Request: Copy every line in the records below that contains the word "Email".

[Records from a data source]
— start —

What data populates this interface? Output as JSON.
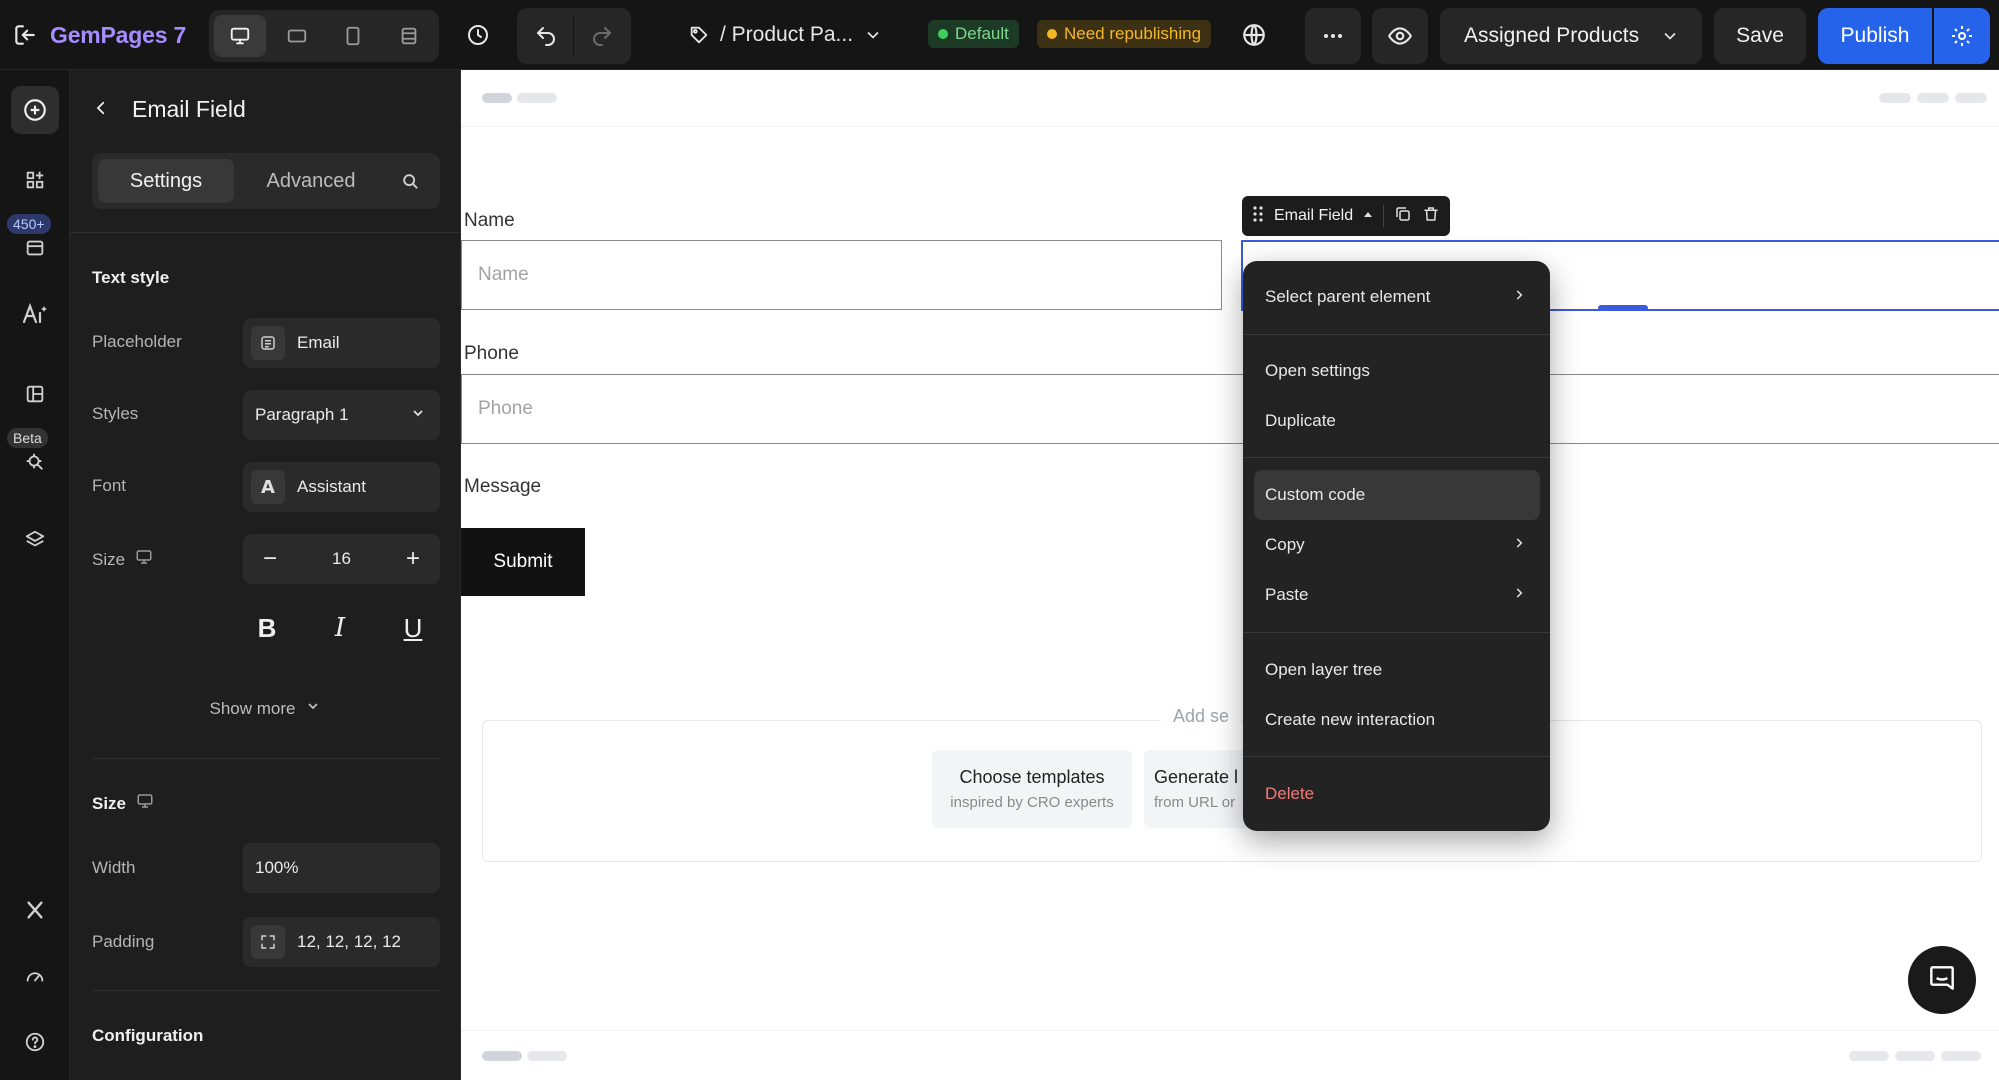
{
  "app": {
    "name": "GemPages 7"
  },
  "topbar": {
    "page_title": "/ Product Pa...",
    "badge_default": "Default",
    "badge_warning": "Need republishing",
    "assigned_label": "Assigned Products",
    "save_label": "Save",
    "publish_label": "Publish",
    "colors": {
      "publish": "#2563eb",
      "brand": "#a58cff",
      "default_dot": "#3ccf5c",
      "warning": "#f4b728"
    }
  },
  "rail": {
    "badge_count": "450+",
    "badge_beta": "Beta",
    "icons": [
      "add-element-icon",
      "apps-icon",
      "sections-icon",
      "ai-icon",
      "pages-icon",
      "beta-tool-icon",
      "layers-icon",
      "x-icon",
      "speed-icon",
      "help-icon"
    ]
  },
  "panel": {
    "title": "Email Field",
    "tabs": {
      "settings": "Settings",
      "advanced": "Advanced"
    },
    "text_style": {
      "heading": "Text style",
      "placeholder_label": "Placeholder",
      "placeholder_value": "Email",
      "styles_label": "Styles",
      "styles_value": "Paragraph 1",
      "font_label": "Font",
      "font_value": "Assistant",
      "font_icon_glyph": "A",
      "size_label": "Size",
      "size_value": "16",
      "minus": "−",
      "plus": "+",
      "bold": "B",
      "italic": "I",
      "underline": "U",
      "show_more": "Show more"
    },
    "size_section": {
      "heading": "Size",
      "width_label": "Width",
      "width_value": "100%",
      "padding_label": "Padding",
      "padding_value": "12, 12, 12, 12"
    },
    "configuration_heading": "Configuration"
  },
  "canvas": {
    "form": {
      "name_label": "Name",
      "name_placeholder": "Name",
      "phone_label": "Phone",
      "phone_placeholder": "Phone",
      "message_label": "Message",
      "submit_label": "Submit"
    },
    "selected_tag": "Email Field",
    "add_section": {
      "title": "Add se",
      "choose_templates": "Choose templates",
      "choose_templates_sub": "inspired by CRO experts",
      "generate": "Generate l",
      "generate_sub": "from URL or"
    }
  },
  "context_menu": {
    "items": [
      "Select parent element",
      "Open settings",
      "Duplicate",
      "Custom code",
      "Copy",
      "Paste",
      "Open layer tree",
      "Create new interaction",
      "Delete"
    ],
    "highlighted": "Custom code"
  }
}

— end —

Exercise answer:
    "title": "Email Field",
      "placeholder_value": "Email",
    "selected_tag": "Email Field",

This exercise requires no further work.